## THE REQUEST
Only the pictures are left out: repeat the rest of the entries exactly.

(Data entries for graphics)
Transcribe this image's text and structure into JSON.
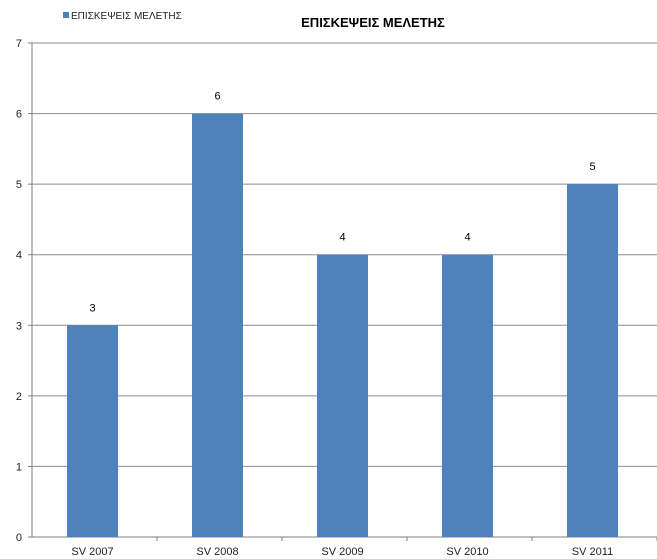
{
  "chart_data": {
    "type": "bar",
    "title": "ΕΠΙΣΚΕΨΕΙΣ ΜΕΛΕΤΗΣ",
    "categories": [
      "SV 2007",
      "SV 2008",
      "SV 2009",
      "SV 2010",
      "SV 2011"
    ],
    "series": [
      {
        "name": "ΕΠΙΣΚΕΨΕΙΣ ΜΕΛΕΤΗΣ",
        "values": [
          3,
          6,
          4,
          4,
          5
        ],
        "color": "#4f81bd"
      }
    ],
    "ylim": [
      0,
      7
    ],
    "yticks": [
      0,
      1,
      2,
      3,
      4,
      5,
      6,
      7
    ],
    "xlabel": "",
    "ylabel": "",
    "grid": true,
    "legend_position": "top-left",
    "data_labels": true
  }
}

## TASK ANSWER
Transcribe this image's text and structure into JSON.
{
  "chart_data": {
    "type": "bar",
    "title": "ΕΠΙΣΚΕΨΕΙΣ ΜΕΛΕΤΗΣ",
    "categories": [
      "SV 2007",
      "SV 2008",
      "SV 2009",
      "SV 2010",
      "SV 2011"
    ],
    "series": [
      {
        "name": "ΕΠΙΣΚΕΨΕΙΣ ΜΕΛΕΤΗΣ",
        "values": [
          3,
          6,
          4,
          4,
          5
        ],
        "color": "#4f81bd"
      }
    ],
    "ylim": [
      0,
      7
    ],
    "yticks": [
      0,
      1,
      2,
      3,
      4,
      5,
      6,
      7
    ],
    "xlabel": "",
    "ylabel": "",
    "grid": true,
    "legend_position": "top-left",
    "data_labels": true
  }
}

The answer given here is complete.